#### Records supplied

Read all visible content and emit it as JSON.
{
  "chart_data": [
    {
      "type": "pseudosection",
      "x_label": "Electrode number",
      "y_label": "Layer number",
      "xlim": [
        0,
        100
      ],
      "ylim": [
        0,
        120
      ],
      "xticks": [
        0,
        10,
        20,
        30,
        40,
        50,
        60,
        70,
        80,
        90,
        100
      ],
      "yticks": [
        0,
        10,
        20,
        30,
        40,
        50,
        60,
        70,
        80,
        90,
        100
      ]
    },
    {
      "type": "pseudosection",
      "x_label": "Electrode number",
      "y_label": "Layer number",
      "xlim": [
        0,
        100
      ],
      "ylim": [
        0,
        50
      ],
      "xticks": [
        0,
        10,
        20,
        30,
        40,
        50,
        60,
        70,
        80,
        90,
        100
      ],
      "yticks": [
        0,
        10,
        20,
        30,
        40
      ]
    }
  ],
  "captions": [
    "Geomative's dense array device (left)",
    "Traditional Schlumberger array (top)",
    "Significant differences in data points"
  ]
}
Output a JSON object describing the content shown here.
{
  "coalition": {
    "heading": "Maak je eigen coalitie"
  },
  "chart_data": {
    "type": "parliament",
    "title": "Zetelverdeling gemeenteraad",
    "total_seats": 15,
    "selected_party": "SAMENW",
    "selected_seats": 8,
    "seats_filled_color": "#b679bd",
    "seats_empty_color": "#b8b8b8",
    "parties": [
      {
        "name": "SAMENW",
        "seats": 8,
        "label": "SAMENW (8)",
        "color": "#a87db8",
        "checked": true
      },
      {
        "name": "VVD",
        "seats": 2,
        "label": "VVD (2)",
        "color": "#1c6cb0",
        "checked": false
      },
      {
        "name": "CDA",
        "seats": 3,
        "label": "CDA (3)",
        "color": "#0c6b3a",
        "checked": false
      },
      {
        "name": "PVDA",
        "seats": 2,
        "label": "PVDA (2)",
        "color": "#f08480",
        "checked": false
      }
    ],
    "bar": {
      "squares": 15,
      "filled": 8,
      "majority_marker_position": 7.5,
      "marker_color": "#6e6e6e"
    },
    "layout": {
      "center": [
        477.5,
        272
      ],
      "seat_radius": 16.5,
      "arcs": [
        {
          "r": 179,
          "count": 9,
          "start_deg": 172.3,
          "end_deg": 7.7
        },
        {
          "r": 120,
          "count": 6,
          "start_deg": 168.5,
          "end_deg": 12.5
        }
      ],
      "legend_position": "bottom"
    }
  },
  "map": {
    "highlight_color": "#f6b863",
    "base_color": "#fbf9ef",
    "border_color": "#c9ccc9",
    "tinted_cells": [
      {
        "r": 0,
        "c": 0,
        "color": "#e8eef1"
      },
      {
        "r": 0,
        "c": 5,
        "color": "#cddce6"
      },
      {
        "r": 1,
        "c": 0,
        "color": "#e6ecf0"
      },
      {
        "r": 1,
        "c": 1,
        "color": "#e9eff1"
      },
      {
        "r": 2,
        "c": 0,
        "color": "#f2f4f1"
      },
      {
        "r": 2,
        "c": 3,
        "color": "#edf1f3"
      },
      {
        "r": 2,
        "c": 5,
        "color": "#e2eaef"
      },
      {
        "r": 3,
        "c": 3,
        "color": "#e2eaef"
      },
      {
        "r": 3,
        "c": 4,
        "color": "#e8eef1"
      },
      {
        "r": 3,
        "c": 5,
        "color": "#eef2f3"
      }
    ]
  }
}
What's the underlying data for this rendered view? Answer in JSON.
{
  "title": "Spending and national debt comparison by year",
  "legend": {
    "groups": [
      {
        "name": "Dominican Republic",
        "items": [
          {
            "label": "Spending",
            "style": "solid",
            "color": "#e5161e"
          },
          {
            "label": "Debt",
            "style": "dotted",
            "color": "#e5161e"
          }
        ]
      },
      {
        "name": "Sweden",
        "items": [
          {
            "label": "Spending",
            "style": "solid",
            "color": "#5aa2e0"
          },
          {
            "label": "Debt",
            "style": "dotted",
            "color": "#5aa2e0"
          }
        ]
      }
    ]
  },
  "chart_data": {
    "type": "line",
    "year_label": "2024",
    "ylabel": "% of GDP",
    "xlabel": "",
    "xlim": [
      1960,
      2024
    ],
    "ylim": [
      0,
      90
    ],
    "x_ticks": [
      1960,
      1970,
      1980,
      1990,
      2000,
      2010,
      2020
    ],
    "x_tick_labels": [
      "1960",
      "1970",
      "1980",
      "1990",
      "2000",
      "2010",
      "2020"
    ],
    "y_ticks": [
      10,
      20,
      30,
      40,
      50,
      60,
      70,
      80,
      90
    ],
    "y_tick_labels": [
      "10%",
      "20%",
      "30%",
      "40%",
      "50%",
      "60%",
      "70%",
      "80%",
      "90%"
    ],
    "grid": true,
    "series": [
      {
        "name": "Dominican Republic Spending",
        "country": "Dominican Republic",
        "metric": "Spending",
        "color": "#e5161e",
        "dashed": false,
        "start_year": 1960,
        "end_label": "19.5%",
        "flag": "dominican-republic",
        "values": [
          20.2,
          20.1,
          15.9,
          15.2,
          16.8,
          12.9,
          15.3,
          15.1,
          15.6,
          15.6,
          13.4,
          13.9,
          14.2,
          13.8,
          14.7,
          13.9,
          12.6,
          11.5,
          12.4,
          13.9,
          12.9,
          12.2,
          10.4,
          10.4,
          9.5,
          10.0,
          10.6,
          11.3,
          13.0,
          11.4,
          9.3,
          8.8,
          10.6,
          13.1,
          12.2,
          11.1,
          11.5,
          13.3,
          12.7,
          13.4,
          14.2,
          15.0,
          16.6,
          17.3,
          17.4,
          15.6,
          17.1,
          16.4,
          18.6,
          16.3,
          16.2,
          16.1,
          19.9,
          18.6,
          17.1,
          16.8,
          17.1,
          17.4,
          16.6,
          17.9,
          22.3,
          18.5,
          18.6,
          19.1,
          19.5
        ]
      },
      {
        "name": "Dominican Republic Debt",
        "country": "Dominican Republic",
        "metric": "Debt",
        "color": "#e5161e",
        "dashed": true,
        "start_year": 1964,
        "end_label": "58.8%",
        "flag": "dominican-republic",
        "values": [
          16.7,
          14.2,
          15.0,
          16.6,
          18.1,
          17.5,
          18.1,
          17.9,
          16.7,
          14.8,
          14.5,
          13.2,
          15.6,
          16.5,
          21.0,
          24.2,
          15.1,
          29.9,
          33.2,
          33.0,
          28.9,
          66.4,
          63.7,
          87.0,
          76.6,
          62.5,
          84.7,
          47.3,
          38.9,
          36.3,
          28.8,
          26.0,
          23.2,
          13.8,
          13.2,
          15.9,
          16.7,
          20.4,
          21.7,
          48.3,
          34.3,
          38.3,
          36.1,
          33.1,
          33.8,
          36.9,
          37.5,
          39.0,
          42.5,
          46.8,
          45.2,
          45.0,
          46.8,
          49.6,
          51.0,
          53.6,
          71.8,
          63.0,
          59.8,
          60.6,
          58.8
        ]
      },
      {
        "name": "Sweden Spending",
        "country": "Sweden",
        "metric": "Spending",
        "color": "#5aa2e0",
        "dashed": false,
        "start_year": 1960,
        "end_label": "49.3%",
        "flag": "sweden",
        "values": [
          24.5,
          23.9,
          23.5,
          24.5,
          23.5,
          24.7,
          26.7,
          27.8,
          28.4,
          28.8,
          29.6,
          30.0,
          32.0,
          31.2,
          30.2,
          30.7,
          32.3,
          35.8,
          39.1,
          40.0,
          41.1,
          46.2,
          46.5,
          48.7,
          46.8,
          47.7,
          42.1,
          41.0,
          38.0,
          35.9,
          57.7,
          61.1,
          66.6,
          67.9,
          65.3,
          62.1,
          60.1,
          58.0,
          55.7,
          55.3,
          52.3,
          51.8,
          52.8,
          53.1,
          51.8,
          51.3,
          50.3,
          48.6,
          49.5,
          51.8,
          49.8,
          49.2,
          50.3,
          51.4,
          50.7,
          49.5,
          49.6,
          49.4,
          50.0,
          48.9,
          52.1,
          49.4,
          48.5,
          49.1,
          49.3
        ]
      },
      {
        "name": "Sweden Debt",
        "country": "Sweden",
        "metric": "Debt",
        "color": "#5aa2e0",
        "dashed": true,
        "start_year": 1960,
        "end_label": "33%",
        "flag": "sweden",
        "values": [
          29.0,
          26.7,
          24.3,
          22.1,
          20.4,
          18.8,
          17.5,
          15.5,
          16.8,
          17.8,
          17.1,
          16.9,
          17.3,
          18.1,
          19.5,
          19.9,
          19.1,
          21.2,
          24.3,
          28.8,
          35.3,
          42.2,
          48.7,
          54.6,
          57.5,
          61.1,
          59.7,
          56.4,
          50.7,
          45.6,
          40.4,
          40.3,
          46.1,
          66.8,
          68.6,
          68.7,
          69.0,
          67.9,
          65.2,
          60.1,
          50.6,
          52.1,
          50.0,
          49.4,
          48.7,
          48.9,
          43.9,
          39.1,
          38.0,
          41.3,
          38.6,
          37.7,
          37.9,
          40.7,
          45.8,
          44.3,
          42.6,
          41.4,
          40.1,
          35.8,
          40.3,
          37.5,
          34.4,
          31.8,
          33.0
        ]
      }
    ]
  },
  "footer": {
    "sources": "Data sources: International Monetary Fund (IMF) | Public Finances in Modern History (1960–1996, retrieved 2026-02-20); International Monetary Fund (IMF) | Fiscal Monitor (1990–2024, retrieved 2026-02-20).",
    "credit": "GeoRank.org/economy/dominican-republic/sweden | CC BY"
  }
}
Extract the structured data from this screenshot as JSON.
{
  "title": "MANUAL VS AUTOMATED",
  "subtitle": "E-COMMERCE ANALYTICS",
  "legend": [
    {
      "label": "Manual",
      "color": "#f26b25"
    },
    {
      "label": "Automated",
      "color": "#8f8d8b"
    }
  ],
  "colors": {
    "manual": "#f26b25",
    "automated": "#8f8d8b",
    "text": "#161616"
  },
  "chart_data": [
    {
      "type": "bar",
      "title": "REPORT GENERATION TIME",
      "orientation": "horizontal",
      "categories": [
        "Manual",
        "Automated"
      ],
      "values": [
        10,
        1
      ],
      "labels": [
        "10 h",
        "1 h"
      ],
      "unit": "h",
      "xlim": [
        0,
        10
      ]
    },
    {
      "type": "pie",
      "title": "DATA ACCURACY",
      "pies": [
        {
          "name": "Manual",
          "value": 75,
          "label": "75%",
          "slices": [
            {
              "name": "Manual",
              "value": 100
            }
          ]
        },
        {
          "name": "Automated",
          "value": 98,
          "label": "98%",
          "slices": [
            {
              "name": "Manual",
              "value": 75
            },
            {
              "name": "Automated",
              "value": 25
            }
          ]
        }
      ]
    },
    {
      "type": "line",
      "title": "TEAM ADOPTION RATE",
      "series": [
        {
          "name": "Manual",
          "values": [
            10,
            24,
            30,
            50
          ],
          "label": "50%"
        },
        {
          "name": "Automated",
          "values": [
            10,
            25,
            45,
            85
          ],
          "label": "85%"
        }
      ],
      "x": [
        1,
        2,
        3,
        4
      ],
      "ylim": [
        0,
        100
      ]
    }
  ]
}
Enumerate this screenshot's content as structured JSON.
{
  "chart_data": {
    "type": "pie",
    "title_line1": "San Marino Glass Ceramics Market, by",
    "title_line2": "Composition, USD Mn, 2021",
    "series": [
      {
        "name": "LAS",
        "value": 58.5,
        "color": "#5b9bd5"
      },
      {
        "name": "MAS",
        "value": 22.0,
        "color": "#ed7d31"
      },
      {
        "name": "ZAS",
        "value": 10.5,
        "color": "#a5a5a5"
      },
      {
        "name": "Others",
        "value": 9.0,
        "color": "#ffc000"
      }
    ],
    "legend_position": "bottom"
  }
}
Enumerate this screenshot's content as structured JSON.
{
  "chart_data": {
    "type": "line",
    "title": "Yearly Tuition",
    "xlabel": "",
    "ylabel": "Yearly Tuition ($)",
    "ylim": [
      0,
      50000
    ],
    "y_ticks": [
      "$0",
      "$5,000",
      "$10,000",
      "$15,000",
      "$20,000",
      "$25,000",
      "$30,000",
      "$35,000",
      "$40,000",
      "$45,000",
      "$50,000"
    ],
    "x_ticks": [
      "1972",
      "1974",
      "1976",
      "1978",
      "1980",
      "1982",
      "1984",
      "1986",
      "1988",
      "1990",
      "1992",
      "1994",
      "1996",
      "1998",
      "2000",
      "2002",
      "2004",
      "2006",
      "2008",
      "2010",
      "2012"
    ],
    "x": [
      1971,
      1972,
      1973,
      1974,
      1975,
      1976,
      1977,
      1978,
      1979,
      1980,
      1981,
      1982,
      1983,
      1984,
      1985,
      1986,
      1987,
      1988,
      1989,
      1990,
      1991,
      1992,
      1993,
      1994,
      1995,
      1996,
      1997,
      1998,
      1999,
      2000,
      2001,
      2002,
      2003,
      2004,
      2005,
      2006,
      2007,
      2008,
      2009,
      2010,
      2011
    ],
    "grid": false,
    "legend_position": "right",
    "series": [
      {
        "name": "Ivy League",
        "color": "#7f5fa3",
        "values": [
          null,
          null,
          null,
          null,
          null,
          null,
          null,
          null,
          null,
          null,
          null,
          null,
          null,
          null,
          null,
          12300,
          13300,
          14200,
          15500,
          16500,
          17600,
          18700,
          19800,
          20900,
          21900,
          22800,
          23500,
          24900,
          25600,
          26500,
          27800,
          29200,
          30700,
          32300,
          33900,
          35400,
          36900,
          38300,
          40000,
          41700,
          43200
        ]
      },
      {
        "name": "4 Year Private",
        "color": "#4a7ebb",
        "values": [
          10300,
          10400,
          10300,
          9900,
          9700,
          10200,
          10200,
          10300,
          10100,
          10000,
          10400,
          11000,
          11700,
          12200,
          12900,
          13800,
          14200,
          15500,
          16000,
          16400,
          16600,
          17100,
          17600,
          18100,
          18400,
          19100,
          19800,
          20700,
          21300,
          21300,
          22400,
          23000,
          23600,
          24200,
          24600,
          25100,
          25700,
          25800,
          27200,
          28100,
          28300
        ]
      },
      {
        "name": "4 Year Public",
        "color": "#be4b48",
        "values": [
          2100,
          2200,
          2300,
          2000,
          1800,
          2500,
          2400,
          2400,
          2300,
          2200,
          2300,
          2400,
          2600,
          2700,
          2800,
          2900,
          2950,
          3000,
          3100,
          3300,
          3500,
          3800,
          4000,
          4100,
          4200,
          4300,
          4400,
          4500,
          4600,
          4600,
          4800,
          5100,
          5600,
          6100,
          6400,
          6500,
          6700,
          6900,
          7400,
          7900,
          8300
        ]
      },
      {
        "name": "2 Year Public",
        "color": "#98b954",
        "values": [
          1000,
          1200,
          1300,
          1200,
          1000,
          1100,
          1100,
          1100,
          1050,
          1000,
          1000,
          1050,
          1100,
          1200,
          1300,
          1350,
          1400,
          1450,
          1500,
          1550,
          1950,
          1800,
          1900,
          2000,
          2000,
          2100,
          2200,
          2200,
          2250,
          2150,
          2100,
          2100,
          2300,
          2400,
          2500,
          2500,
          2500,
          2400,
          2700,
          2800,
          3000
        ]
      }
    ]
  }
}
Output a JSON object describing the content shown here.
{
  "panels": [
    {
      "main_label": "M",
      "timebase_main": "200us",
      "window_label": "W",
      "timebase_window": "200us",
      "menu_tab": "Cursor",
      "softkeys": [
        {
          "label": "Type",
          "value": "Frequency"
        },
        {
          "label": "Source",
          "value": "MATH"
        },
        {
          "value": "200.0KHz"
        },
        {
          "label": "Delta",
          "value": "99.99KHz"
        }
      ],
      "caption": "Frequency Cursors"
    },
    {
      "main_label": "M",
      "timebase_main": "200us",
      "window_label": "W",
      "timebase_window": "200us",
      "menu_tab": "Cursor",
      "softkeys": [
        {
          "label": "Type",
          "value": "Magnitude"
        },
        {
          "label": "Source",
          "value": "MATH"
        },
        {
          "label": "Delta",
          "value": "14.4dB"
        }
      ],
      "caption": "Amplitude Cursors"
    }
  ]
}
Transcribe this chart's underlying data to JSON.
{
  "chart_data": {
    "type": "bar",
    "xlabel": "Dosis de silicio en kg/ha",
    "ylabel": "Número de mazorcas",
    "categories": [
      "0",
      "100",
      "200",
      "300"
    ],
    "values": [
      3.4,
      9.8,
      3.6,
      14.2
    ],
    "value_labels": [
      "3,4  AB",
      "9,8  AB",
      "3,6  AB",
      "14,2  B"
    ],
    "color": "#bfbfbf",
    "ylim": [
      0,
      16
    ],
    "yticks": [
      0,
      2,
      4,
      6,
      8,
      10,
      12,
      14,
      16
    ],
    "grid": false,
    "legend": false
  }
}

########

What to produce> Keep only the lines from the one containing "Transcribe this chart's" to the end of the entries, and repeat them exactly.

Answer for this exercise>
Transcribe this chart's underlying data to JSON.
{
  "chart_data": {
    "type": "bar",
    "xlabel": "Dosis de silicio en kg/ha",
    "ylabel": "Número de mazorcas",
    "categories": [
      "0",
      "100",
      "200",
      "300"
    ],
    "values": [
      3.4,
      9.8,
      3.6,
      14.2
    ],
    "value_labels": [
      "3,4  AB",
      "9,8  AB",
      "3,6  AB",
      "14,2  B"
    ],
    "color": "#bfbfbf",
    "ylim": [
      0,
      16
    ],
    "yticks": [
      0,
      2,
      4,
      6,
      8,
      10,
      12,
      14,
      16
    ],
    "grid": false,
    "legend": false
  }
}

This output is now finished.